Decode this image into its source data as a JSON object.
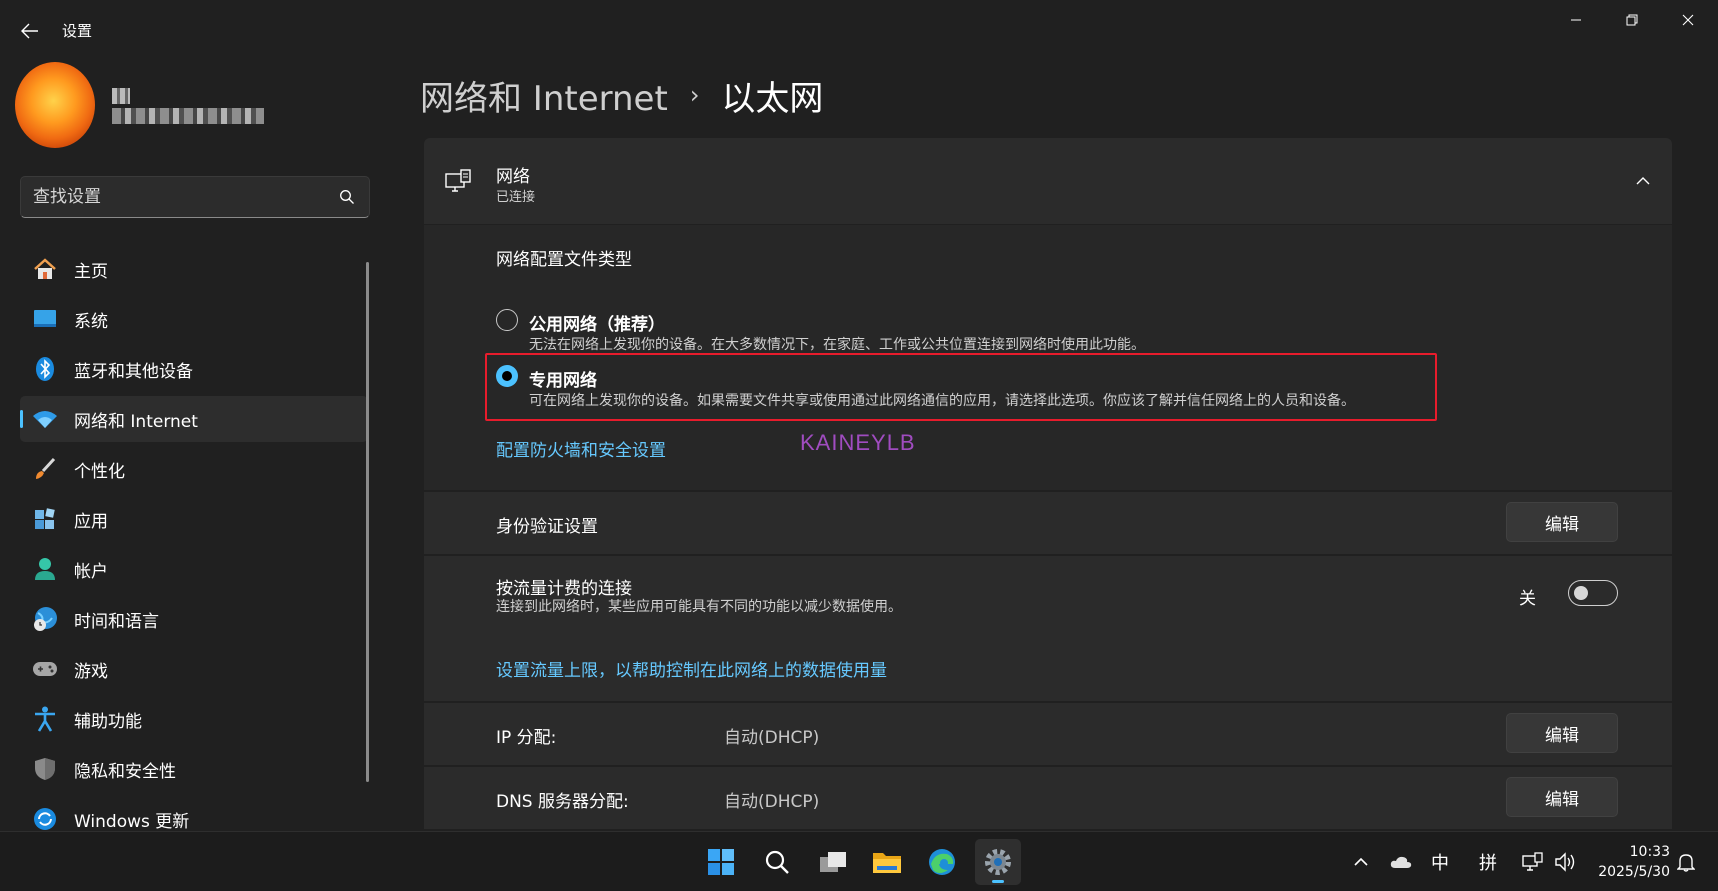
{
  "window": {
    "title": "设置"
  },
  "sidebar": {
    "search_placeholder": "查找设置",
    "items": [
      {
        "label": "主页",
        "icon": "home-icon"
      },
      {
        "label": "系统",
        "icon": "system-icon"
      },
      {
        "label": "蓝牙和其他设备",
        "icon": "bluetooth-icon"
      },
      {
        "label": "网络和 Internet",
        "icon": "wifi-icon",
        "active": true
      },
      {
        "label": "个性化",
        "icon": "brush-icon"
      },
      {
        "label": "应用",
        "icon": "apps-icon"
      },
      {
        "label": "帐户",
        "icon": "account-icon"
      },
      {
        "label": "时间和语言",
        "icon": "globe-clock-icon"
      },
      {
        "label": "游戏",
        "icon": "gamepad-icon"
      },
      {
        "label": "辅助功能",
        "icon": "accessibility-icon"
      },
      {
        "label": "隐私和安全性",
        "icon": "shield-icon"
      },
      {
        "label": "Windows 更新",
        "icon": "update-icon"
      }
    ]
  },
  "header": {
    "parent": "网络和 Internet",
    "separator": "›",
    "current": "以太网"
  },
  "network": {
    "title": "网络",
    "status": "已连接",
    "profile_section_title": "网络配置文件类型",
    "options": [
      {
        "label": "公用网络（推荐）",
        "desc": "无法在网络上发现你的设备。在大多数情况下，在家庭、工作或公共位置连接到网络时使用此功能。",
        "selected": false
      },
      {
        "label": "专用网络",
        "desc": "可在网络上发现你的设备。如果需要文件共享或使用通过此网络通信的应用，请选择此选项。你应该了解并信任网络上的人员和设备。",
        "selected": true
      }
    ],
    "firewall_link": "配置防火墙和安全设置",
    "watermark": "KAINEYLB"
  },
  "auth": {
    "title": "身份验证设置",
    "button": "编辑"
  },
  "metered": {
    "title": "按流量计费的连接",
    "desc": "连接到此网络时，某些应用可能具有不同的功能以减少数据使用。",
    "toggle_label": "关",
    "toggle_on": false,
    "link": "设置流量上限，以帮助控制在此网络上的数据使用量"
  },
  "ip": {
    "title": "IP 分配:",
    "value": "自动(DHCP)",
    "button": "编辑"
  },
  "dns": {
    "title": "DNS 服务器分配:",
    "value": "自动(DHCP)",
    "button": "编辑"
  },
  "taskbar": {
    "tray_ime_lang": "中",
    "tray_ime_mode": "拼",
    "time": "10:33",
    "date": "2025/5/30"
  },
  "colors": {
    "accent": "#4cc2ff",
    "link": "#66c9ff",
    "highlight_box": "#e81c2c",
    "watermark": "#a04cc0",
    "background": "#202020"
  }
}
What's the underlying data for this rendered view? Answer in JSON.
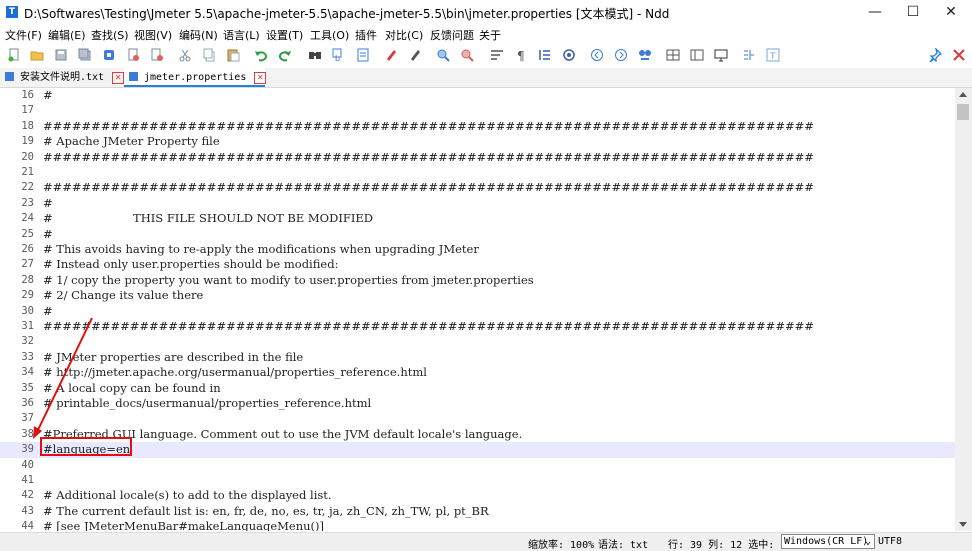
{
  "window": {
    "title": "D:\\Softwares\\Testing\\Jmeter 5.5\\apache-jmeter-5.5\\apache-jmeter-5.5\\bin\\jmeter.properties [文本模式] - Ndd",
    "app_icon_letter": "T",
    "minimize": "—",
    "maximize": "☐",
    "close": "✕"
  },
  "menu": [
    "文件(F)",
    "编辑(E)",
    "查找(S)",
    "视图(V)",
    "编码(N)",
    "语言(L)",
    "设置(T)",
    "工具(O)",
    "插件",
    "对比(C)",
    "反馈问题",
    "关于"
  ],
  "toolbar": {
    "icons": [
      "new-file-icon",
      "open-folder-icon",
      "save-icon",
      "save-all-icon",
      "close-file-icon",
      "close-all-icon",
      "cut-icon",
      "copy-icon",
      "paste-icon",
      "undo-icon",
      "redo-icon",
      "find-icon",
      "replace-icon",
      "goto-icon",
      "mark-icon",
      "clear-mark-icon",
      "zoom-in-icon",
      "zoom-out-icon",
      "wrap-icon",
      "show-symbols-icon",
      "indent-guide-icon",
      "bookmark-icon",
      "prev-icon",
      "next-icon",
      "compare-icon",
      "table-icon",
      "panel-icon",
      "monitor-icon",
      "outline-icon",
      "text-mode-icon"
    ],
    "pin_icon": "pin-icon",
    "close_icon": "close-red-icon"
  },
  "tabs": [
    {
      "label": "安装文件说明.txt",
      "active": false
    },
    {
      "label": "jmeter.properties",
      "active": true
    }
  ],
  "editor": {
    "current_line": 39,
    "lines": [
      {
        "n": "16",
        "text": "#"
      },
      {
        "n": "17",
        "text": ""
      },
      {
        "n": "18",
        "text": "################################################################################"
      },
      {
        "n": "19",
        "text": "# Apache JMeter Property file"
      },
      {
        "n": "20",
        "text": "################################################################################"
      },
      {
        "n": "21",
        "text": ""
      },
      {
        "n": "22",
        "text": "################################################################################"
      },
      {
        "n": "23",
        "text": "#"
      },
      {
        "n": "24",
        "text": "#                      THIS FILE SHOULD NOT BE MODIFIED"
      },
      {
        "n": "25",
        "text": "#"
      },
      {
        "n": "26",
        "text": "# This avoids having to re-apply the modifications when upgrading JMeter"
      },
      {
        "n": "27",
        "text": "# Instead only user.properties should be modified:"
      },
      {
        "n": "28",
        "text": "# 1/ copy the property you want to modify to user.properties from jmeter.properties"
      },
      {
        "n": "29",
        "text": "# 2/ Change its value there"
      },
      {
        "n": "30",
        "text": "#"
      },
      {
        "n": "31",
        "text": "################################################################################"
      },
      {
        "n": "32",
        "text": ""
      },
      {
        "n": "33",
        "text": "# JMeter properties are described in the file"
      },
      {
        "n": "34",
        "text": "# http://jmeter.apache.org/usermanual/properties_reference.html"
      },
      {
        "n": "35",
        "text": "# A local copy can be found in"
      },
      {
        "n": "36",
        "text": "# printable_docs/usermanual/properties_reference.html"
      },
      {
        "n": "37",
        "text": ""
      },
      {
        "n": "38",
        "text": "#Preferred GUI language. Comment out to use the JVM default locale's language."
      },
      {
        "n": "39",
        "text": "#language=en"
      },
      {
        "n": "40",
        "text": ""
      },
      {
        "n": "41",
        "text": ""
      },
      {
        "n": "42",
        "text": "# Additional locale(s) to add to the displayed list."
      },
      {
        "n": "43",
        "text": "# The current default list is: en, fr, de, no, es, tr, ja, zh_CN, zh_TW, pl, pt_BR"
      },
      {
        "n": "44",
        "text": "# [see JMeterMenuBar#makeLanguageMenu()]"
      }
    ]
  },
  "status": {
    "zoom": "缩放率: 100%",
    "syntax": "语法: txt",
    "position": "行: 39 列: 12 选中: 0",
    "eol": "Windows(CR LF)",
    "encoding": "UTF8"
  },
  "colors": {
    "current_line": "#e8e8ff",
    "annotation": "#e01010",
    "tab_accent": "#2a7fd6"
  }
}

WHAT YOU ARE ASKED TO DO:
From the records above, pull out each line that has "html".

ANSWER FOR THIS EXERCISE:
        "text": "# http://jmeter.apache.org/usermanual/properties_reference.html"
        "text": "# printable_docs/usermanual/properties_reference.html"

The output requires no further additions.